— THE PROBLEM —
Every entry needs to be printed exactly, please.

[Stored records]
________________________
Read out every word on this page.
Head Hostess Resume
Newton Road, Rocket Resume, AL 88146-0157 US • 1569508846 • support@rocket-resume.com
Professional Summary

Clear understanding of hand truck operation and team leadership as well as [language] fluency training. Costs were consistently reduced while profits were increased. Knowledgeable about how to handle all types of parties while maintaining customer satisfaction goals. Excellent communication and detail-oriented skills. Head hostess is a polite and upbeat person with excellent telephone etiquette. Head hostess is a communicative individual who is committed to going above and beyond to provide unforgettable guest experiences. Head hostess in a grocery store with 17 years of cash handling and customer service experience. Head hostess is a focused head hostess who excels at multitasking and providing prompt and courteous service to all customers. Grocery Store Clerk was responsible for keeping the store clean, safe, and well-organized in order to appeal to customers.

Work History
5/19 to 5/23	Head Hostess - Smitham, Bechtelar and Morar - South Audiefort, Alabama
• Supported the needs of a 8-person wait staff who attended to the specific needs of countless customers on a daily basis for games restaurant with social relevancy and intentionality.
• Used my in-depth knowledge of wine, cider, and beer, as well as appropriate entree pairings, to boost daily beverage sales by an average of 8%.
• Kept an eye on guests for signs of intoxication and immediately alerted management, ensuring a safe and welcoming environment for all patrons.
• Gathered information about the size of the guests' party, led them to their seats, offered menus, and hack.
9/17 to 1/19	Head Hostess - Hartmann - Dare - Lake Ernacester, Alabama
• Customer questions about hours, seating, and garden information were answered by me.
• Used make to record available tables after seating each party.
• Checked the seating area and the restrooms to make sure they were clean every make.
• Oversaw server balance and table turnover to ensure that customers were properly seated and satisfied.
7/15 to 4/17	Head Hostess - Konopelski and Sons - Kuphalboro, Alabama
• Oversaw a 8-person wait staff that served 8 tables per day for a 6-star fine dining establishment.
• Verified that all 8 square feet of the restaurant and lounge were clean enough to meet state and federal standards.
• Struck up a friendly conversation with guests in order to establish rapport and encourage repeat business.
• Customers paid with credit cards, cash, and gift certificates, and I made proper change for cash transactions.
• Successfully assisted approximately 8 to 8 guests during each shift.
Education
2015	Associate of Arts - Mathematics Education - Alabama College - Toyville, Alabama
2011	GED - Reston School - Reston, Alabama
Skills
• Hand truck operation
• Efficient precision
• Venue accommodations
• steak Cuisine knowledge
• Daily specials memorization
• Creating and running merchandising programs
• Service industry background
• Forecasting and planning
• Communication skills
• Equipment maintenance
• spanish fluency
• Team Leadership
________________________
— EXERCISE SOLUTION —
Read out every word on this page.
Head Hostess Resume
Newton Road, Rocket Resume, AL 88146-0157 US • 1569508846 • support@rocket-resume.com
Professional Summary

Clear understanding of hand truck operation and team leadership as well as [language] fluency training. Costs were consistently reduced while profits were increased. Knowledgeable about how to handle all types of parties while maintaining customer satisfaction goals. Excellent communication and detail-oriented skills. Head hostess is a polite and upbeat person with excellent telephone etiquette. Head hostess is a communicative individual who is committed to going above and beyond to provide unforgettable guest experiences. Head hostess in a grocery store with 17 years of cash handling and customer service experience. Head hostess is a focused head hostess who excels at multitasking and providing prompt and courteous service to all customers. Grocery Store Clerk was responsible for keeping the store clean, safe, and well-organized in order to appeal to customers.

Work History
5/19 to 5/23	Head Hostess - Smitham, Bechtelar and Morar - South Audiefort, Alabama
• Supported the needs of a 8-person wait staff who attended to the specific needs of countless customers on a daily basis for games restaurant with social relevancy and intentionality.
• Used my in-depth knowledge of wine, cider, and beer, as well as appropriate entree pairings, to boost daily beverage sales by an average of 8%.
• Kept an eye on guests for signs of intoxication and immediately alerted management, ensuring a safe and welcoming environment for all patrons.
• Gathered information about the size of the guests' party, led them to their seats, offered menus, and hack.
9/17 to 1/19	Head Hostess - Hartmann - Dare - Lake Ernacester, Alabama
• Customer questions about hours, seating, and garden information were answered by me.
• Used make to record available tables after seating each party.
• Checked the seating area and the restrooms to make sure they were clean every make.
• Oversaw server balance and table turnover to ensure that customers were properly seated and satisfied.
7/15 to 4/17	Head Hostess - Konopelski and Sons - Kuphalboro, Alabama
• Oversaw a 8-person wait staff that served 8 tables per day for a 6-star fine dining establishment.
• Verified that all 8 square feet of the restaurant and lounge were clean enough to meet state and federal standards.
• Struck up a friendly conversation with guests in order to establish rapport and encourage repeat business.
• Customers paid with credit cards, cash, and gift certificates, and I made proper change for cash transactions.
• Successfully assisted approximately 8 to 8 guests during each shift.
Education
2015	Associate of Arts - Mathematics Education - Alabama College - Toyville, Alabama
2011	GED - Reston School - Reston, Alabama
Skills
• Hand truck operation
• Efficient precision
• Venue accommodations
• steak Cuisine knowledge
• Daily specials memorization
• Creating and running merchandising programs
• Service industry background
• Forecasting and planning
• Communication skills
• Equipment maintenance
• spanish fluency
• Team Leadership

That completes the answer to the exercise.